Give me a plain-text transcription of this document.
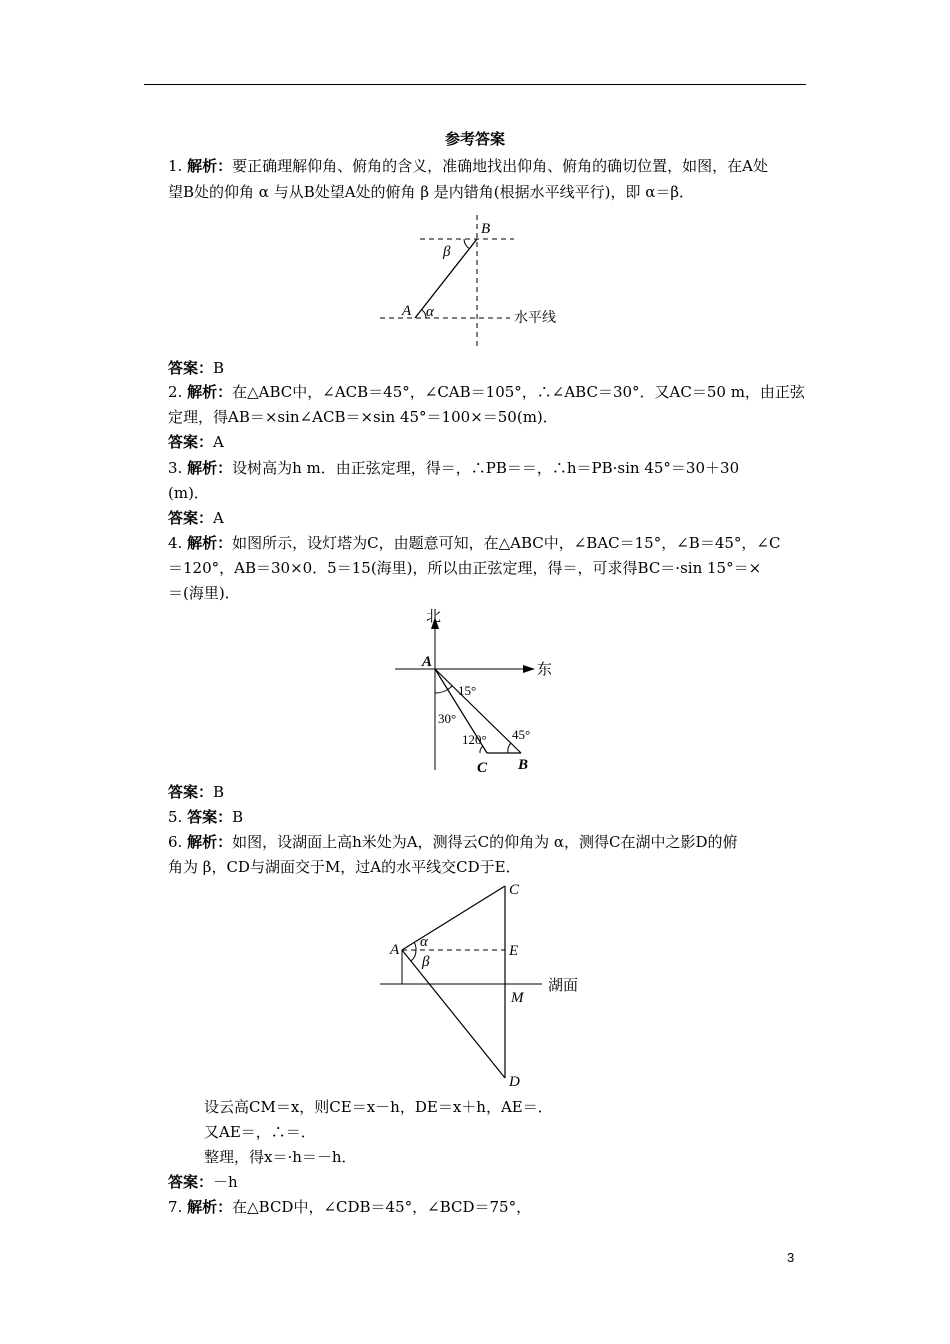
参考答案
1. 解析：要正确理解仰角、俯角的含义，准确地找出仰角、俯角的确切位置，如图，在A处
望B处的仰角 α 与从B处望A处的俯角 β 是内错角(根据水平线平行)，即 α＝β．
B
A α
β
水平线
答案：B
2. 解析：在△ABC中，∠ACB＝45°，∠CAB＝105°，∴∠ABC＝30°．又AC＝50 m，由正弦
定理，得AB＝×sin∠ACB＝×sin 45°＝100×＝50(m)．
答案：A
3. 解析：设树高为h m．由正弦定理，得＝，∴PB＝＝，∴h＝PB·sin 45°＝30＋30
(m)．
答案：A
4. 解析：如图所示，设灯塔为C，由题意可知，在△ABC中，∠BAC＝15°，∠B＝45°，∠C
＝120°，AB＝30×0．5＝15(海里)，所以由正弦定理，得＝，可求得BC＝·sin 15°＝×
＝(海里)．
北
东
A
15°
30°
120° 45°
C B
答案：B
5. 答案：B
6. 解析：如图，设湖面上高h米处为A，测得云C的仰角为 α，测得C在湖中之影D的俯
角为 β，CD与湖面交于M，过A的水平线交CD于E．
C
A α
β
E
M
D
湖面
设云高CM＝x，则CE＝x－h，DE＝x＋h，AE＝．
又AE＝，∴＝．
整理，得x＝·h＝－h．
答案：－h
7. 解析：在△BCD中，∠CDB＝45°，∠BCD＝75°，
3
+ + + + + + +
§ Objective: Without the pictures, print the records in full, exactly as they appear.

§ Exercise response:
Give me a plain-text transcription of this document.
参考答案
1. 解析：要正确理解仰角、俯角的含义，准确地找出仰角、俯角的确切位置，如图，在A处
望B处的仰角 α 与从B处望A处的俯角 β 是内错角(根据水平线平行)，即 α＝β．
B
A α
β
水平线
答案：B
2. 解析：在△ABC中，∠ACB＝45°，∠CAB＝105°，∴∠ABC＝30°．又AC＝50 m，由正弦
定理，得AB＝×sin∠ACB＝×sin 45°＝100×＝50(m)．
答案：A
3. 解析：设树高为h m．由正弦定理，得＝，∴PB＝＝，∴h＝PB·sin 45°＝30＋30
(m)．
答案：A
4. 解析：如图所示，设灯塔为C，由题意可知，在△ABC中，∠BAC＝15°，∠B＝45°，∠C
＝120°，AB＝30×0．5＝15(海里)，所以由正弦定理，得＝，可求得BC＝·sin 15°＝×
＝(海里)．
北
东
A
15°
30°
120° 45°
C B
答案：B
5. 答案：B
6. 解析：如图，设湖面上高h米处为A，测得云C的仰角为 α，测得C在湖中之影D的俯
角为 β，CD与湖面交于M，过A的水平线交CD于E．
C
A α
β
E
M
D
湖面
设云高CM＝x，则CE＝x－h，DE＝x＋h，AE＝．
又AE＝，∴＝．
整理，得x＝·h＝－h．
答案：－h
7. 解析：在△BCD中，∠CDB＝45°，∠BCD＝75°，
3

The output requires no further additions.